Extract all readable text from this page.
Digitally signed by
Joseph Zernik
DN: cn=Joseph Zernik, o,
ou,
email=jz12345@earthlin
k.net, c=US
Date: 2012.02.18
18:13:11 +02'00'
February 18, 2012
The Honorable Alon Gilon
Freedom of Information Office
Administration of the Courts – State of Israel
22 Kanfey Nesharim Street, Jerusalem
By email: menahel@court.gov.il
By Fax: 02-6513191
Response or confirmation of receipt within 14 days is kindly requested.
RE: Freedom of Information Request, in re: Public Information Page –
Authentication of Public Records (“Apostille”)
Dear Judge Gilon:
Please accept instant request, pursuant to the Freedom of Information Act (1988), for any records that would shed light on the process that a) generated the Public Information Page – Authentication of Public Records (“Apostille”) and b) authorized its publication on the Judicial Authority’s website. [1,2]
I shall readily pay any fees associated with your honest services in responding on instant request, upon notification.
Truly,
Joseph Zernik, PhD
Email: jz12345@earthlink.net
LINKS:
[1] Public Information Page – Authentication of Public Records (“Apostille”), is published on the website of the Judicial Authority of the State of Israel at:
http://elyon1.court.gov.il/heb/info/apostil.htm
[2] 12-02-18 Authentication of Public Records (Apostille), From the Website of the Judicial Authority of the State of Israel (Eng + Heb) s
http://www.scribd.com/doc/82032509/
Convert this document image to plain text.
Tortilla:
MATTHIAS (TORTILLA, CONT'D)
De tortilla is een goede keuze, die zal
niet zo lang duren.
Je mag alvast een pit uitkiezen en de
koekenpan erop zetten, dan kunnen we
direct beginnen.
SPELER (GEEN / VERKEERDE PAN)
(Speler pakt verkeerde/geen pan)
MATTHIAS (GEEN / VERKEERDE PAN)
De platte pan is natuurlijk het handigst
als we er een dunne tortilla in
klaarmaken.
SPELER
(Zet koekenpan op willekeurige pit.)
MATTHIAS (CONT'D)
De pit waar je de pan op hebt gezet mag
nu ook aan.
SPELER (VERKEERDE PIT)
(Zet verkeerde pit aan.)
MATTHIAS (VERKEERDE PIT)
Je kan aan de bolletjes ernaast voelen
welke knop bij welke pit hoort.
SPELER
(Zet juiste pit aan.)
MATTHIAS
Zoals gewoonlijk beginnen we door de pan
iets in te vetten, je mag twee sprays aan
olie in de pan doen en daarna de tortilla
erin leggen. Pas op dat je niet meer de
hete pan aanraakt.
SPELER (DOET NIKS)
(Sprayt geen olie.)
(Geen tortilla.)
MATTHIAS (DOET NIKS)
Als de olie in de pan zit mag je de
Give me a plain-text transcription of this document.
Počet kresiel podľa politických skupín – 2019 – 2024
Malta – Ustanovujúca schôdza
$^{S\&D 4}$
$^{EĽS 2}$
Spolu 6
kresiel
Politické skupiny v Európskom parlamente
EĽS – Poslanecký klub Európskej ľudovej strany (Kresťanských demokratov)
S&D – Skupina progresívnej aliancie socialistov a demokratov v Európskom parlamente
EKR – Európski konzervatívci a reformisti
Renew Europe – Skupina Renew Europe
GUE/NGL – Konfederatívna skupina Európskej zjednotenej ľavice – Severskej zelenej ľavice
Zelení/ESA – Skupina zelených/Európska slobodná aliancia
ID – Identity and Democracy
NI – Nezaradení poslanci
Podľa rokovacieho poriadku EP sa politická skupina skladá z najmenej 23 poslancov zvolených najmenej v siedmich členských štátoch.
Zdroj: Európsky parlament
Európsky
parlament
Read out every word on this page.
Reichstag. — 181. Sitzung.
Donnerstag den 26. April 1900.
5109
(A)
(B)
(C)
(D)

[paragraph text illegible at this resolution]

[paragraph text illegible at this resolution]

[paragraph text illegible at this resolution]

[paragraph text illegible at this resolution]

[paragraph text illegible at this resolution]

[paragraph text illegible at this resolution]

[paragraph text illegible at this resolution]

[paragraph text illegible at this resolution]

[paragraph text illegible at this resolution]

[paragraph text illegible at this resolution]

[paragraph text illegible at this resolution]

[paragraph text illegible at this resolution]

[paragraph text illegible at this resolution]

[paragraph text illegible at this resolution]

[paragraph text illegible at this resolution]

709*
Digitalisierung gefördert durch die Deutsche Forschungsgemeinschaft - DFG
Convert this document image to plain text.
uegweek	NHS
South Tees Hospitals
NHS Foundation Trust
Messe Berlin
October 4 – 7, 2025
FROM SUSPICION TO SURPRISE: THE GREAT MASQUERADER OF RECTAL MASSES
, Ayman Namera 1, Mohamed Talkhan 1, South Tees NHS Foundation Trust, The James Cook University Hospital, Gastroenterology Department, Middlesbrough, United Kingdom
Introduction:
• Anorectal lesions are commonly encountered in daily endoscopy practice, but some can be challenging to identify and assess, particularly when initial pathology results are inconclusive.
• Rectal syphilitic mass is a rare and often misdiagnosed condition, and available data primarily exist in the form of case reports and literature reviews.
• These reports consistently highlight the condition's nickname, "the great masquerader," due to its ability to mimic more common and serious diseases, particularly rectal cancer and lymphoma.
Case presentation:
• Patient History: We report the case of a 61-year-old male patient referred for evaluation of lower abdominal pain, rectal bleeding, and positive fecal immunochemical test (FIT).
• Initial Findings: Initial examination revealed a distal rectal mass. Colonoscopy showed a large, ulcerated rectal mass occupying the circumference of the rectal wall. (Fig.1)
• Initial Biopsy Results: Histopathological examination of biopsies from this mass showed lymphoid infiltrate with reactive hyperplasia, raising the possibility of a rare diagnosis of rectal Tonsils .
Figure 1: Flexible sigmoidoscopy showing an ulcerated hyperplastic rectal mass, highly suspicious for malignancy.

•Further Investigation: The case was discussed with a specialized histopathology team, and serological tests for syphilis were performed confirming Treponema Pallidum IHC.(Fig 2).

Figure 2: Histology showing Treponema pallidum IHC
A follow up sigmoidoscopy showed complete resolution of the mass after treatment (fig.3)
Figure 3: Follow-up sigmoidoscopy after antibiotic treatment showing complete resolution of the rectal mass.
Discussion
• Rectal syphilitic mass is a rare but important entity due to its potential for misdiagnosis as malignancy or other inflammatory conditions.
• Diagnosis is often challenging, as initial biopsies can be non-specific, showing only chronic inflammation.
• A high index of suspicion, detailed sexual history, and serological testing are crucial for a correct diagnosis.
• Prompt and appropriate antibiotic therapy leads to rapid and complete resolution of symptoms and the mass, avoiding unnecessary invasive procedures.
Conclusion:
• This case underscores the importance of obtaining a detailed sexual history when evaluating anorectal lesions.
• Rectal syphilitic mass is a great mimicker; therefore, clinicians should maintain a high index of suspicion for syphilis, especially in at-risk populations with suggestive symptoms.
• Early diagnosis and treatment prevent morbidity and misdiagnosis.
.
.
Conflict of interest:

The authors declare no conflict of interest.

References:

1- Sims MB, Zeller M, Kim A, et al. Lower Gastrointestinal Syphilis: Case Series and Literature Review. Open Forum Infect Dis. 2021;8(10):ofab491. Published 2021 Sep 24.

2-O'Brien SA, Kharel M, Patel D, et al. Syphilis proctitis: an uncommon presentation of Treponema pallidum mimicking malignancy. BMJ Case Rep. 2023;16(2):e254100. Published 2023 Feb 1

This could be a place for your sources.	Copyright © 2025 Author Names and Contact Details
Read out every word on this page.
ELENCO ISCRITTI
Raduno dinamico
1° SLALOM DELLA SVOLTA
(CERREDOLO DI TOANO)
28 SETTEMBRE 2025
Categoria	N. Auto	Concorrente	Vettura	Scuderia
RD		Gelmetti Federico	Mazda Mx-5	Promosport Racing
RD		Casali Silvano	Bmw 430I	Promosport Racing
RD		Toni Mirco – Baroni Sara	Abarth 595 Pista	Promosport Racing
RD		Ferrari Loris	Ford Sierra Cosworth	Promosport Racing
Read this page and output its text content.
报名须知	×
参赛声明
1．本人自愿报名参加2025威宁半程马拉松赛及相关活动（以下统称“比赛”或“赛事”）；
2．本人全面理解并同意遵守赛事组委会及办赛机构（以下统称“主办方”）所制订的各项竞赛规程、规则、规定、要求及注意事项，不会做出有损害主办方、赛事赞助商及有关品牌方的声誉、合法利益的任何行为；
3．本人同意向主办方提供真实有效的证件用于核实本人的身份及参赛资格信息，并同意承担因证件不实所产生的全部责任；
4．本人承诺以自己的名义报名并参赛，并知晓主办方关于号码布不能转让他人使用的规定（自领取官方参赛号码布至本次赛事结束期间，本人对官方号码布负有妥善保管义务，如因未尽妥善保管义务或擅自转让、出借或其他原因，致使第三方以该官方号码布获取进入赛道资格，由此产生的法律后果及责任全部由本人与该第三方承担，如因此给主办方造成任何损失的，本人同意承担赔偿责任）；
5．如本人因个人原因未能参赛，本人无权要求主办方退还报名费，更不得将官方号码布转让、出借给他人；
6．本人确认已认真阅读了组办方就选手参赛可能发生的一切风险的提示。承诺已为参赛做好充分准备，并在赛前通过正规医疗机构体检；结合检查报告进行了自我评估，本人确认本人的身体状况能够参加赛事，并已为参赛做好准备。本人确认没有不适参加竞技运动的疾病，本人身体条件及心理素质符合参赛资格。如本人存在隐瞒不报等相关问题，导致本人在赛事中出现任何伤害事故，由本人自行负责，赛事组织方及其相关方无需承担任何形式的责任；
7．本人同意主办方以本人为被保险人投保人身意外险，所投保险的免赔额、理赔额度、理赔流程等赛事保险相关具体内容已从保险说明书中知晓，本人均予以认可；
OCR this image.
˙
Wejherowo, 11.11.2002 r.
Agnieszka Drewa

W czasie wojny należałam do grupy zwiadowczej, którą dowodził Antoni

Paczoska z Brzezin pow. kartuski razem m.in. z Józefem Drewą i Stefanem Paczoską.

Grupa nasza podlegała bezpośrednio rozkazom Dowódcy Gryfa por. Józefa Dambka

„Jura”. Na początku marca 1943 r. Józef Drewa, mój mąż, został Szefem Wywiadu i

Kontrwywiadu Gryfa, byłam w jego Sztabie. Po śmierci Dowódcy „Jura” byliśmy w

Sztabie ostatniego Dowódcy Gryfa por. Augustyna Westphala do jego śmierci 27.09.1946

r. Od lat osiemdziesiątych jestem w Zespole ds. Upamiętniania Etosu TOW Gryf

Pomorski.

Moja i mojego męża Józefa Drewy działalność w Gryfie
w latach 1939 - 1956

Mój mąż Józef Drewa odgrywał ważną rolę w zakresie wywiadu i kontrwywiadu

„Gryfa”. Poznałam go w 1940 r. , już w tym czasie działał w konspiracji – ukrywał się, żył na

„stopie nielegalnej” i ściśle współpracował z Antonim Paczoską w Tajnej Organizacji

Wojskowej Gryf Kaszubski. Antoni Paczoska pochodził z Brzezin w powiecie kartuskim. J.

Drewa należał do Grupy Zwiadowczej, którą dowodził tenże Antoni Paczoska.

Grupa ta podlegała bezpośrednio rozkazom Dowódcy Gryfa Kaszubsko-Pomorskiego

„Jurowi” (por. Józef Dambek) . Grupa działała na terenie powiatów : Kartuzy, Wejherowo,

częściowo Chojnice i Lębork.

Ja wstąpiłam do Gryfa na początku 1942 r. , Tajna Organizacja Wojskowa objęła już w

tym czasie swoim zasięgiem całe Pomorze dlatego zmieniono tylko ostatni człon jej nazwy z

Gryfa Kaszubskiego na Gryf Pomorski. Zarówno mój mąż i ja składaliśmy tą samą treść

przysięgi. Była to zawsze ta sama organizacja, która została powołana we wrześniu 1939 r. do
------------------------------------------------------------------------
▸ **Short exercise**
Extract each line from the listing that holds the word "Figure".

▸ **Written solution**
Figure 1: Flexible sigmoidoscopy showing an ulcerated hyperplastic rectal mass, highly suspicious for malignancy.
Figure 2: Histology showing Treponema pallidum IHC
Figure 3: Follow-up sigmoidoscopy after antibiotic treatment showing complete resolution of the rectal mass.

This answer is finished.